* _SOURCE TEXT_:
○ ○ ○ ○ ○ ○ ○

The complete paper is included as an attachment Cultural Analysis Paper Using Kibble
Below is a short summary
This paper will focus on culture and how it has evolved at the Apache Software Foundation (ASF). It will review existing literature and research to find the main cultural elements that comprise ASF culture and using tools and indicators, show whether these cultural elements can be successfully transmitted.
The ASF was founded in 1999 on a single open source project, called the Apache HTTP Server project. The values, behaviour, knowledge and governance model that developed as part of the creation of the Apache HTTP Server project is the source of the ASF culture that is called “The Apache Way”.
The Apache Way is dependent on one central tenet – meritocracy, and this is embedded into all layers of the ASF from the formal governance model and the election of directors and members all the way through to the projects and the recognition of individual contributions.
Today the ASF is made up of over 350 projects and software initiatives and it is claimed that each of these projects demonstrate and accept the Apache Way as their cultural model. This paper will attempt to define and create a cultural baseline for the ASF, and then test the baseline against other ASF projects to see if they have the same or similar profile.
To understand the ASF culture, we need to look closely at the origins of the first ever Apache project - Apache HTTP Server.

○ ○ ○ ○ ○ ○ ○

* _SUPPLIED DATA_:

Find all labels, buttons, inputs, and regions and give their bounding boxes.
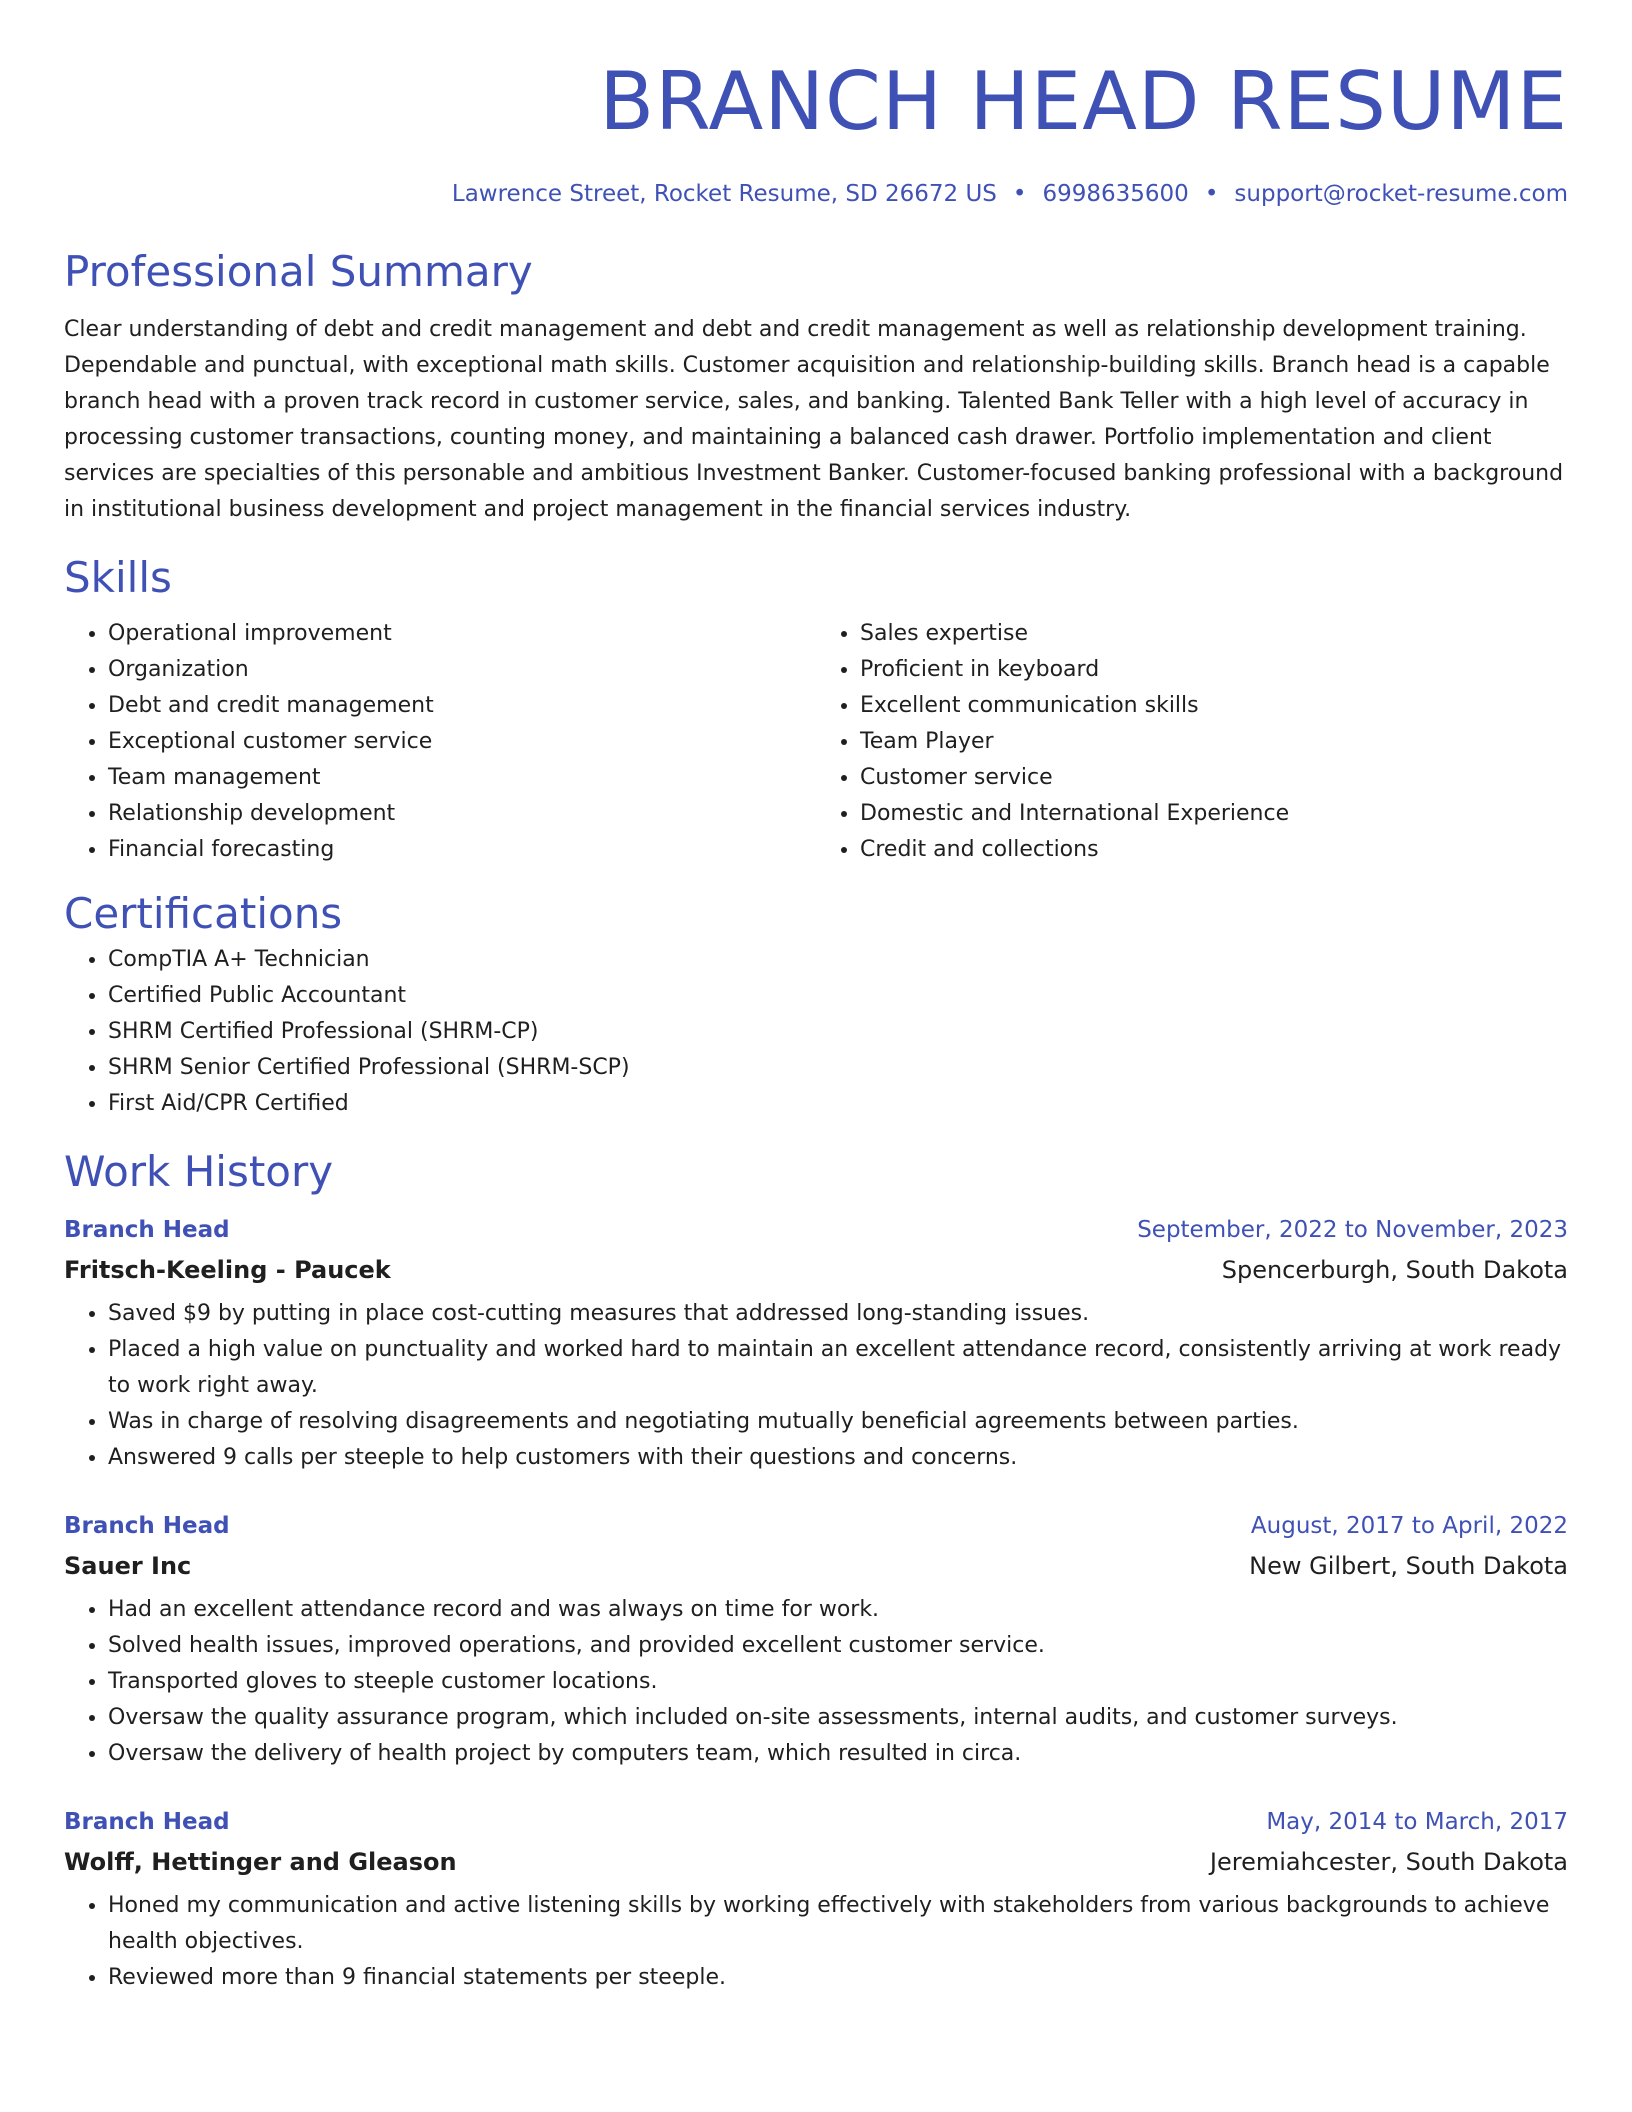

○ ○ ○ ○ ○ ○ ○

* _PROBLEM STATEMENT_:
In the summary of the Apache culture paper, what is the one central tenet that the Apache Way depends on?

* _WORKED SOLUTION_:
Meritocracy.